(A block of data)
┌────────

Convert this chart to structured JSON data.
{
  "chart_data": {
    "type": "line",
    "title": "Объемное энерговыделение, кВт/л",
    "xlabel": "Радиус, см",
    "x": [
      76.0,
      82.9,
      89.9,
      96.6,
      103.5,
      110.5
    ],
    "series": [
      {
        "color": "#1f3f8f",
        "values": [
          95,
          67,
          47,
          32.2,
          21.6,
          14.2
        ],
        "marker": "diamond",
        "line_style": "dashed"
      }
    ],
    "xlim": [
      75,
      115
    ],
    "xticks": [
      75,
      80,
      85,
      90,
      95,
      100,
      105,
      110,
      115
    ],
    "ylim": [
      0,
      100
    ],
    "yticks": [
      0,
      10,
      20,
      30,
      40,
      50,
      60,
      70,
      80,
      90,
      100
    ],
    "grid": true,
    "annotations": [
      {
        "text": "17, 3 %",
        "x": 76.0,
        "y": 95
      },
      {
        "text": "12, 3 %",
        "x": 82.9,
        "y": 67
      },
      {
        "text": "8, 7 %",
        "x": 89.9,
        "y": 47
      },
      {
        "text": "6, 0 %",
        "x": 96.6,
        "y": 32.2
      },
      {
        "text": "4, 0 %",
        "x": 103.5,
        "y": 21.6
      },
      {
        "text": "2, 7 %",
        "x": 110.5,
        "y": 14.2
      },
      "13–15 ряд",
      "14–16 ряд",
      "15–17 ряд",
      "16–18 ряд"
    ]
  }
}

└────────
┌────────

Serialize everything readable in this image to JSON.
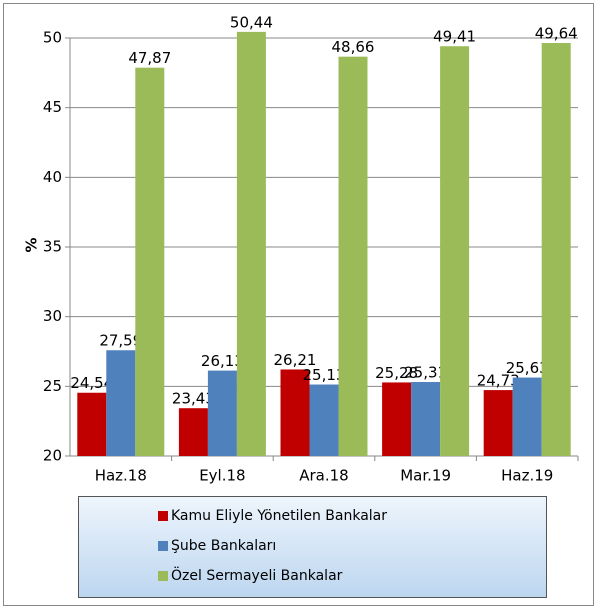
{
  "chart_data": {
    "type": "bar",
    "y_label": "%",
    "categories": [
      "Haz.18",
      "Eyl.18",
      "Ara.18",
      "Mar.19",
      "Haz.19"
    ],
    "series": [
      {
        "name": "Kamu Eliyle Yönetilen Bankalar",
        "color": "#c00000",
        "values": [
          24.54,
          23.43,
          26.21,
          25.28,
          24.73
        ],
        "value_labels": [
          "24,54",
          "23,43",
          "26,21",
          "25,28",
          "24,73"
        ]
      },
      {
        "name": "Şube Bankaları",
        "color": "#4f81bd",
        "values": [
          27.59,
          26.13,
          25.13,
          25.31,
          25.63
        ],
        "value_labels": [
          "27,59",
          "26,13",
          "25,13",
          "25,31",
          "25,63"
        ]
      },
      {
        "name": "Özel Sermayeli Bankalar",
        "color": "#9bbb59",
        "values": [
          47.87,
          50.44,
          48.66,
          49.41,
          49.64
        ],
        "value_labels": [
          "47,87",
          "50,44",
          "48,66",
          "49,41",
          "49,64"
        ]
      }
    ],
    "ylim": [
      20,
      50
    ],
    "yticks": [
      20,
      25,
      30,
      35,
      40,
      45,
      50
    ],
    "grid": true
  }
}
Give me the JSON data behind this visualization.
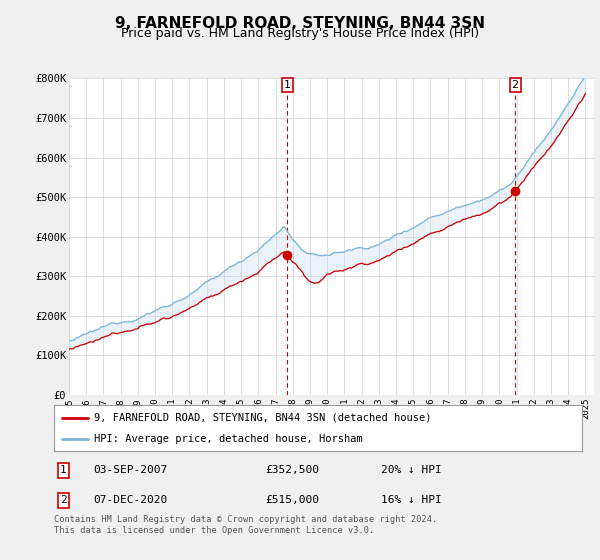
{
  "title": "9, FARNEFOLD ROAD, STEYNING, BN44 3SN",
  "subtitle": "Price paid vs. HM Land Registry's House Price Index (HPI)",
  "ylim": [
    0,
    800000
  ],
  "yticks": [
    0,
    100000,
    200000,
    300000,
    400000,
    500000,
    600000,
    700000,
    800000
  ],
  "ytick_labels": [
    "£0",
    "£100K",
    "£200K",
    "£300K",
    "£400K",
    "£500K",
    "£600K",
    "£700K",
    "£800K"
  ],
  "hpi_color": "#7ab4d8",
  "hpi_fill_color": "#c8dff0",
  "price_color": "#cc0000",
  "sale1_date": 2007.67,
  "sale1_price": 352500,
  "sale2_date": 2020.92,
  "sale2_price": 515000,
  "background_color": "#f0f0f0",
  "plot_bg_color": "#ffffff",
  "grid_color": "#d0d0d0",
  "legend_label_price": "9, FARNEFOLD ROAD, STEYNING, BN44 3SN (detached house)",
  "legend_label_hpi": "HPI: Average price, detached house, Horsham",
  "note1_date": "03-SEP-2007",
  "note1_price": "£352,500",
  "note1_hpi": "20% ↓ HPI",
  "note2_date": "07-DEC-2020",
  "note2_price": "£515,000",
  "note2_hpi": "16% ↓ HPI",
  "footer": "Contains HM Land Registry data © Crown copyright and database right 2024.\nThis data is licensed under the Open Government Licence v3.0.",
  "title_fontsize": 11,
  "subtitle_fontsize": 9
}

└────────

What to do
Pick out lines containing the word "JSON", each one as written.

Written answer
Convert this chart to structured JSON data.
Serialize everything readable in this image to JSON.
Give me the JSON data behind this visualization.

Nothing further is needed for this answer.